* INSTRUCTION
Reproduce verbatim the final portion of the material below, from the line containing "Convert this document image to plain text." through its last line, and nothing else.

┄┄┄┄┄┄┄┄┄┄┄┄┄┄┄┄┄┄┄┄

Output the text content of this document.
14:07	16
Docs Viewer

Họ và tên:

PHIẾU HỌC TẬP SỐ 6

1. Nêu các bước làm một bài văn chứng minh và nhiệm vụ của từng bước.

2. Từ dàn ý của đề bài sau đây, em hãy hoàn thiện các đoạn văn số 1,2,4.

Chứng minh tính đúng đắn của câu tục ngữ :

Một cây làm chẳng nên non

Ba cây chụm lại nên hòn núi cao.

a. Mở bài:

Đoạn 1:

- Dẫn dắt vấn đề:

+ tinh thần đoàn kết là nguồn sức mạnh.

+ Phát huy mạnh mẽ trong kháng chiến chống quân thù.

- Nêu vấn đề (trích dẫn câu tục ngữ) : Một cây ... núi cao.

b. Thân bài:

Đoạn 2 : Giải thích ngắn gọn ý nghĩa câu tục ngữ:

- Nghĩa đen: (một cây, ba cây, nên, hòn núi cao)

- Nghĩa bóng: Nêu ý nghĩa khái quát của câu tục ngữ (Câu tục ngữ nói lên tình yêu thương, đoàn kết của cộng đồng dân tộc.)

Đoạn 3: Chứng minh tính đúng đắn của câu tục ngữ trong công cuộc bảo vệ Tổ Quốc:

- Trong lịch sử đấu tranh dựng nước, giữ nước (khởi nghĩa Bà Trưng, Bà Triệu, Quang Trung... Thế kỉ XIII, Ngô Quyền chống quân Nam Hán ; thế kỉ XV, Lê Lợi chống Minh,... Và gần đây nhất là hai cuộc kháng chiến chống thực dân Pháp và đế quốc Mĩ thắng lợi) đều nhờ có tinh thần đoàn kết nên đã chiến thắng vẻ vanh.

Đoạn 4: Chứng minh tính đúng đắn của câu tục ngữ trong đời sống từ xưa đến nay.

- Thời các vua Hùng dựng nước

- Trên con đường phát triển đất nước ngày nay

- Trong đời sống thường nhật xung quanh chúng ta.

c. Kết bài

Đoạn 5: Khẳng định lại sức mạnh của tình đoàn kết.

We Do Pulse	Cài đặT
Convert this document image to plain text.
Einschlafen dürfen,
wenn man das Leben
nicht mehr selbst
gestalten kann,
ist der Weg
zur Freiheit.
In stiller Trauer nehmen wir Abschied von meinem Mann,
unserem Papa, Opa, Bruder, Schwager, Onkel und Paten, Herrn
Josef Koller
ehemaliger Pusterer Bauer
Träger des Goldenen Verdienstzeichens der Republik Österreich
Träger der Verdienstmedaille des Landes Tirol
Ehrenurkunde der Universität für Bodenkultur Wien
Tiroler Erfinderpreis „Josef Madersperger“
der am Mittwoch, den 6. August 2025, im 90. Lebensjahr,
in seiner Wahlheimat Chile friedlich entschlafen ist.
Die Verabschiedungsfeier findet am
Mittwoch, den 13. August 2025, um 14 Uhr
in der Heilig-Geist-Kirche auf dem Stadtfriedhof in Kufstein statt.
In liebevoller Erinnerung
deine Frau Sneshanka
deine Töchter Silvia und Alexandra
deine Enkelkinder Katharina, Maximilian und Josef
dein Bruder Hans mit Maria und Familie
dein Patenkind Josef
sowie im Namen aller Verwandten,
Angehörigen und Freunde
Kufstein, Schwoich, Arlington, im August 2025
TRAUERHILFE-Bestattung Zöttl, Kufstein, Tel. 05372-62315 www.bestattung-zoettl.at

┄┄┄┄┄┄┄┄┄┄┄┄┄┄┄┄┄┄┄┄

* CORRECT RESULT
Convert this document image to plain text.
Einschlafen dürfen,
wenn man das Leben
nicht mehr selbst
gestalten kann,
ist der Weg
zur Freiheit.
In stiller Trauer nehmen wir Abschied von meinem Mann,
unserem Papa, Opa, Bruder, Schwager, Onkel und Paten, Herrn
Josef Koller
ehemaliger Pusterer Bauer
Träger des Goldenen Verdienstzeichens der Republik Österreich
Träger der Verdienstmedaille des Landes Tirol
Ehrenurkunde der Universität für Bodenkultur Wien
Tiroler Erfinderpreis „Josef Madersperger“
der am Mittwoch, den 6. August 2025, im 90. Lebensjahr,
in seiner Wahlheimat Chile friedlich entschlafen ist.
Die Verabschiedungsfeier findet am
Mittwoch, den 13. August 2025, um 14 Uhr
in der Heilig-Geist-Kirche auf dem Stadtfriedhof in Kufstein statt.
In liebevoller Erinnerung
deine Frau Sneshanka
deine Töchter Silvia und Alexandra
deine Enkelkinder Katharina, Maximilian und Josef
dein Bruder Hans mit Maria und Familie
dein Patenkind Josef
sowie im Namen aller Verwandten,
Angehörigen und Freunde
Kufstein, Schwoich, Arlington, im August 2025
TRAUERHILFE-Bestattung Zöttl, Kufstein, Tel. 05372-62315 www.bestattung-zoettl.at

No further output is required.